**Directive:** Return the records in full, exactly as given.

**Stored data:**
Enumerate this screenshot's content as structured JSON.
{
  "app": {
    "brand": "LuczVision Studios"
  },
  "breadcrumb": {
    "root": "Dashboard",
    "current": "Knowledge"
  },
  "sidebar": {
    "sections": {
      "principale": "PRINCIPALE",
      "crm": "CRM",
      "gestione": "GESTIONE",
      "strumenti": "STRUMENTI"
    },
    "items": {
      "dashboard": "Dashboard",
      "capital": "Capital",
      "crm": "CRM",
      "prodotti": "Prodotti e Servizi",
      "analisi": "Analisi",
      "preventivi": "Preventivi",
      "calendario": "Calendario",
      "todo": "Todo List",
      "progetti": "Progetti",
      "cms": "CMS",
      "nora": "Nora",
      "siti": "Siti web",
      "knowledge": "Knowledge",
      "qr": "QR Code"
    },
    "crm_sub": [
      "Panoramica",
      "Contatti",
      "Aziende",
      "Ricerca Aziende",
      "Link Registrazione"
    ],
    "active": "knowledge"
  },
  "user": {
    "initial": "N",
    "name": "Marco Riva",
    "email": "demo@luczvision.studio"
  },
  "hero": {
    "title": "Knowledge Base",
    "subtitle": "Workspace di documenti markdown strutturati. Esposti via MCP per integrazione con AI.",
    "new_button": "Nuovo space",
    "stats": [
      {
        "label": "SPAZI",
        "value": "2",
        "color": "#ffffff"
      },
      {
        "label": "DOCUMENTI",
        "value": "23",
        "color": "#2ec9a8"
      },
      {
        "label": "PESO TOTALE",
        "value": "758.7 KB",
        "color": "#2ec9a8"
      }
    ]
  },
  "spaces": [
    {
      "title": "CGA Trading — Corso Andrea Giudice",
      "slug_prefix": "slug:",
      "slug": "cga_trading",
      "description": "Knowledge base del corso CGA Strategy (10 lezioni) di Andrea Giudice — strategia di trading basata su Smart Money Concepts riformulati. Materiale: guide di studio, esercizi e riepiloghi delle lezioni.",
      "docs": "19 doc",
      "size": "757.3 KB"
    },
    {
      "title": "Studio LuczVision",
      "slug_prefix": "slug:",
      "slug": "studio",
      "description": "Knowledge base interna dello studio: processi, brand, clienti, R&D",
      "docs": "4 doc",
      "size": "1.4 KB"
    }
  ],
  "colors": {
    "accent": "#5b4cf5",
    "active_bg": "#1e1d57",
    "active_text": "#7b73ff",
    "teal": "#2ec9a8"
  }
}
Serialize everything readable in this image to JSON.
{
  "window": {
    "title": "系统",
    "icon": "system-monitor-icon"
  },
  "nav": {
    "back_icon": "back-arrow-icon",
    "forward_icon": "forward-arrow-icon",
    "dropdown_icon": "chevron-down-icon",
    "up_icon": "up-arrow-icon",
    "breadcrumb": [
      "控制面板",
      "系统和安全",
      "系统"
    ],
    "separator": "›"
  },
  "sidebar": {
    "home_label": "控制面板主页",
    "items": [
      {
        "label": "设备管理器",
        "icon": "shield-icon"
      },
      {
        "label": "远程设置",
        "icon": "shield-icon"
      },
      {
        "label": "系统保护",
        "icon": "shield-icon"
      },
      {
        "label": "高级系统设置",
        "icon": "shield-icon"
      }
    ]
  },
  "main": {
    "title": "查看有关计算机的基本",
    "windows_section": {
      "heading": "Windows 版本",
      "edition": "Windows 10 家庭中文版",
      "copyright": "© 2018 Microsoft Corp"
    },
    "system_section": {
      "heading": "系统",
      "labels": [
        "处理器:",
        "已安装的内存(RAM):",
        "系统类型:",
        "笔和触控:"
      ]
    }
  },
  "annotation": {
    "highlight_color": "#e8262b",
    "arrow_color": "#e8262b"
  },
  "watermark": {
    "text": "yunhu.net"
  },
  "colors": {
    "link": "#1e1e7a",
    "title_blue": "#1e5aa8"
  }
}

**Output of the exercise:**
Enumerate this screenshot's content as structured JSON.
{
  "app": {
    "brand": "LuczVision Studios"
  },
  "breadcrumb": {
    "root": "Dashboard",
    "current": "Knowledge"
  },
  "sidebar": {
    "sections": {
      "principale": "PRINCIPALE",
      "crm": "CRM",
      "gestione": "GESTIONE",
      "strumenti": "STRUMENTI"
    },
    "items": {
      "dashboard": "Dashboard",
      "capital": "Capital",
      "crm": "CRM",
      "prodotti": "Prodotti e Servizi",
      "analisi": "Analisi",
      "preventivi": "Preventivi",
      "calendario": "Calendario",
      "todo": "Todo List",
      "progetti": "Progetti",
      "cms": "CMS",
      "nora": "Nora",
      "siti": "Siti web",
      "knowledge": "Knowledge",
      "qr": "QR Code"
    },
    "crm_sub": [
      "Panoramica",
      "Contatti",
      "Aziende",
      "Ricerca Aziende",
      "Link Registrazione"
    ],
    "active": "knowledge"
  },
  "user": {
    "initial": "N",
    "name": "Marco Riva",
    "email": "demo@luczvision.studio"
  },
  "hero": {
    "title": "Knowledge Base",
    "subtitle": "Workspace di documenti markdown strutturati. Esposti via MCP per integrazione con AI.",
    "new_button": "Nuovo space",
    "stats": [
      {
        "label": "SPAZI",
        "value": "2",
        "color": "#ffffff"
      },
      {
        "label": "DOCUMENTI",
        "value": "23",
        "color": "#2ec9a8"
      },
      {
        "label": "PESO TOTALE",
        "value": "758.7 KB",
        "color": "#2ec9a8"
      }
    ]
  },
  "spaces": [
    {
      "title": "CGA Trading — Corso Andrea Giudice",
      "slug_prefix": "slug:",
      "slug": "cga_trading",
      "description": "Knowledge base del corso CGA Strategy (10 lezioni) di Andrea Giudice — strategia di trading basata su Smart Money Concepts riformulati. Materiale: guide di studio, esercizi e riepiloghi delle lezioni.",
      "docs": "19 doc",
      "size": "757.3 KB"
    },
    {
      "title": "Studio LuczVision",
      "slug_prefix": "slug:",
      "slug": "studio",
      "description": "Knowledge base interna dello studio: processi, brand, clienti, R&D",
      "docs": "4 doc",
      "size": "1.4 KB"
    }
  ],
  "colors": {
    "accent": "#5b4cf5",
    "active_bg": "#1e1d57",
    "active_text": "#7b73ff",
    "teal": "#2ec9a8"
  }
}
Serialize everything readable in this image to JSON.
{
  "window": {
    "title": "系统",
    "icon": "system-monitor-icon"
  },
  "nav": {
    "back_icon": "back-arrow-icon",
    "forward_icon": "forward-arrow-icon",
    "dropdown_icon": "chevron-down-icon",
    "up_icon": "up-arrow-icon",
    "breadcrumb": [
      "控制面板",
      "系统和安全",
      "系统"
    ],
    "separator": "›"
  },
  "sidebar": {
    "home_label": "控制面板主页",
    "items": [
      {
        "label": "设备管理器",
        "icon": "shield-icon"
      },
      {
        "label": "远程设置",
        "icon": "shield-icon"
      },
      {
        "label": "系统保护",
        "icon": "shield-icon"
      },
      {
        "label": "高级系统设置",
        "icon": "shield-icon"
      }
    ]
  },
  "main": {
    "title": "查看有关计算机的基本",
    "windows_section": {
      "heading": "Windows 版本",
      "edition": "Windows 10 家庭中文版",
      "copyright": "© 2018 Microsoft Corp"
    },
    "system_section": {
      "heading": "系统",
      "labels": [
        "处理器:",
        "已安装的内存(RAM):",
        "系统类型:",
        "笔和触控:"
      ]
    }
  },
  "annotation": {
    "highlight_color": "#e8262b",
    "arrow_color": "#e8262b"
  },
  "watermark": {
    "text": "yunhu.net"
  },
  "colors": {
    "link": "#1e1e7a",
    "title_blue": "#1e5aa8"
  }
}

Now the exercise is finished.